Mas ainda teve um segundo disco, o Buganvília, também pela Sony. Como foi isso? Eles tiveram que fazer o disco, porque a gente tinha um contrato, né? O Buganvília eu acho o melhor disco da Penélope, inclusive. Foi um disco amadurecido na estrada, muitas das composições surgiram com a gente fazendo turnê no Sul, eu escrevendo ali no ônibus. Veio um disco mais forte mesmo, eu até já estou cantando muito melhor do que no primeiro disco. Mas a Sony não apostou muito, era difícil para eles entenderem o conceito da Penélope, e a gente era uma mistura muito grande de coisas: bubblegum, Jovem Guarda, uma coisa de MPB e de música do Nordeste que eu tenho… De vez em quando eu escuto umas coisas ali, eu falo: “nossa, isso aí tem muito de Geraldo Azevedo, de coisas que eu escutava na Bahia e gostava”, fora as coisas do indie, Sonic Youth, Pavement. Teve um sucesso ali com Caixa de bombom, Ciranda da bailarina, mas parou por ali.

Tem muita coisa que vocês faziam que era numa onda dream pop, que pega muita coisa que está sendo feita hoje.  Você percebe influência do som de vocês em bandas nacionais atuais? E outra coisa: você não pensa que seria legal que a Penélope tivesse surgido hoje, num momento em que há um cenário mais independente, e até mais compreensivo com esse tipo de som? Não, não penso isso… Eu nem sou essa pessoa saudosista, ou que fica ressentida. Para mim o melhor está por vir, sempre. Acho sempre que ainda vou produzir uma coisa mais legal. Mas em relação à influência… eu não só sinto e vejo, como escuto as pessoas me falando. O Gorky do Bonde do Rolê estava nos shows, lembro de ter visto ele adolescente na plateia – ele tinha filmagem de todos os shows nossos. Tem também essa história do Luiz Lopez. E fazendo esses shows, vi que a Penélope não ficou datada. Tem muita gente conhecendo agora e ficando surpresa, assim: “nossa, como eu não escutei isso antes?”

Como você tá vendo o universo dos shows no pós-pandemia? Para mim a melhor coisa de todas é que os shows estão começando cedo. A gente estava falando disso outro dia na estrada: tinha show que começava de madrugada, três da manhã… Aí você ia dormir e acordava meio-dia! Na pandemia eu passei a dormir dez da noite e a acordar 7h da manhã. Entrei nessa vida e estou até hoje. Quando tudo voltou, pensei: “cara, será que vou me encaixar de novo naquele mecanismo de dormir quatro da manhã e acordar uma da tarde?”. E aí os shows passaram a ser mais cedo. A gente tá fazendo muito Sesc, que já é cedo naturalmente. Acho que tem a ver com a violência nas capitais também… as coisas estão ficando mais cedo. Eu me lembro que quando ia fazer turnê lá fora, era uma delícia, estava no hotel deitada na cama bem cedo. Mas aqui no Brasil sempre foi esse ritmo louco.

....................

Descrição do problema >>
Transcreva da entrevista sobre a Penélope o trecho entre "Como você tá" e "esse ritmo louco.", inclusive. Os registros vêm de uma fonte diferente da entrevista.

(Dados de reconhecimento da estrutura de documentos)
....................

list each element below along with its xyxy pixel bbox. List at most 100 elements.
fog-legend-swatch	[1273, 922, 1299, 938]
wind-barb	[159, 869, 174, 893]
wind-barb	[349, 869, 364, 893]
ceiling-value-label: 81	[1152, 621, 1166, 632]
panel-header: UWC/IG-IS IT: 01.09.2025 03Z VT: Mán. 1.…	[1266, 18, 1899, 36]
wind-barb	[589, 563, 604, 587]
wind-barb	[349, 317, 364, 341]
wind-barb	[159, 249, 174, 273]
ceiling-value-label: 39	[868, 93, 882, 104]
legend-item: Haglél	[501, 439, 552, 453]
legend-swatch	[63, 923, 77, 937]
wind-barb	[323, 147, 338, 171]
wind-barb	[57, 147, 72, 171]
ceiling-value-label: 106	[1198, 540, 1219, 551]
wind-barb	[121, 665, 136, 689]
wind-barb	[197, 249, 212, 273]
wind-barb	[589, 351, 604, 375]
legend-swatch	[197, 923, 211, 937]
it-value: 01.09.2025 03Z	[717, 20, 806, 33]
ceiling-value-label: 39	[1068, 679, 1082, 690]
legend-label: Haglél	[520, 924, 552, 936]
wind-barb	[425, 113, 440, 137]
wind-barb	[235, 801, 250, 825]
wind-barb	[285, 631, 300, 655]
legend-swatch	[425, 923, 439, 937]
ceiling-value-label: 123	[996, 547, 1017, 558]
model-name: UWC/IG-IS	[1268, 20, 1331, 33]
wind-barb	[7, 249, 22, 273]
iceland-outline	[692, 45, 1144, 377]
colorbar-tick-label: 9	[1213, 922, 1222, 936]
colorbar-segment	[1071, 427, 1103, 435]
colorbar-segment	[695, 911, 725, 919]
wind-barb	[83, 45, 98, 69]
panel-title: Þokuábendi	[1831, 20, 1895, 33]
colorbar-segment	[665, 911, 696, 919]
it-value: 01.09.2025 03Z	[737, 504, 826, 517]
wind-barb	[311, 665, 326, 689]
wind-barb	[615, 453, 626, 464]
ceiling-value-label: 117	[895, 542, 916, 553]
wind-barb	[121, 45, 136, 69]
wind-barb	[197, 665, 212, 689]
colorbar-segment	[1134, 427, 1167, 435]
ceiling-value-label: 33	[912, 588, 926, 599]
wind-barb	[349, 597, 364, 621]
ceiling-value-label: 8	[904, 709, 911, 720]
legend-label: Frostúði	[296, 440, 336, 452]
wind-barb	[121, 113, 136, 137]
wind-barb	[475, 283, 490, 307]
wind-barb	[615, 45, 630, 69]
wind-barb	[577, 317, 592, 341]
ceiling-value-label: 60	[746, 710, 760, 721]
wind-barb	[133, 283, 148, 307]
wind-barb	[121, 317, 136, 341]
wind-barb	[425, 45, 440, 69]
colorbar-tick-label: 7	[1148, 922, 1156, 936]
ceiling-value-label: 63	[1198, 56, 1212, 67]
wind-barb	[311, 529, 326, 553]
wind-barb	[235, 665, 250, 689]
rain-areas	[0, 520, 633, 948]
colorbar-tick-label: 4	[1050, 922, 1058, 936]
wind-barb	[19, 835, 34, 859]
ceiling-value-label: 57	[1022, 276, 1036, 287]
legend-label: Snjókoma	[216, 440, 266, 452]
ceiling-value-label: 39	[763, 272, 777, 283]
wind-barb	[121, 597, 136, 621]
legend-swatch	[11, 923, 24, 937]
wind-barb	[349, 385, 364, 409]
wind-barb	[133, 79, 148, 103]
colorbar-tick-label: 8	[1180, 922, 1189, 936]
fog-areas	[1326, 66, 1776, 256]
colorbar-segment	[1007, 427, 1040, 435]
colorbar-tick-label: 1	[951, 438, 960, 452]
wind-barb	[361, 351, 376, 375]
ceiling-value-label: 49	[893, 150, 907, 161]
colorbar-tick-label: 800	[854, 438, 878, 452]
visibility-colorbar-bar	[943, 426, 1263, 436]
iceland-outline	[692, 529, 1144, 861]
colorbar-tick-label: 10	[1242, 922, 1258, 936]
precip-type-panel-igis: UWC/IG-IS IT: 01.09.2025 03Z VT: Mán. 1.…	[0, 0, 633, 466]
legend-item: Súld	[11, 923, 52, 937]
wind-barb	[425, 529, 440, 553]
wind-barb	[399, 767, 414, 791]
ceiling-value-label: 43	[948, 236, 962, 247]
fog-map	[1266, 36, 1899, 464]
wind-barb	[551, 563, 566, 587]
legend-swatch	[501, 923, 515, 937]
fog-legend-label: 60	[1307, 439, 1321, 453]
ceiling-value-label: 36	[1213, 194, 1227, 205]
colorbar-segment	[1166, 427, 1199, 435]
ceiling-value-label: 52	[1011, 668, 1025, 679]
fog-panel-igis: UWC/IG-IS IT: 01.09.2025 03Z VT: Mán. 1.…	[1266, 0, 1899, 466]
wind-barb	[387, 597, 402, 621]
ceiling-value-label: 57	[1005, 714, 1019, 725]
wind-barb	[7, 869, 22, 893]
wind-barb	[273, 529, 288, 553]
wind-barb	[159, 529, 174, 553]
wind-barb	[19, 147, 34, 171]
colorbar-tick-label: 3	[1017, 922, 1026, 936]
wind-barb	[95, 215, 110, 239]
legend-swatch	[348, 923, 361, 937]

....................

Tarefa concluída >>
Como você tá vendo o universo dos shows no pós-pandemia? Para mim a melhor coisa de todas é que os shows estão começando cedo. A gente estava falando disso outro dia na estrada: tinha show que começava de madrugada, três da manhã… Aí você ia dormir e acordava meio-dia! Na pandemia eu passei a dormir dez da noite e a acordar 7h da manhã. Entrei nessa vida e estou até hoje. Quando tudo voltou, pensei: “cara, será que vou me encaixar de novo naquele mecanismo de dormir quatro da manhã e acordar uma da tarde?”. E aí os shows passaram a ser mais cedo. A gente tá fazendo muito Sesc, que já é cedo naturalmente. Acho que tem a ver com a violência nas capitais também… as coisas estão ficando mais cedo. Eu me lembro que quando ia fazer turnê lá fora, era uma delícia, estava no hotel deitada na cama bem cedo. Mas aqui no Brasil sempre foi esse ritmo louco.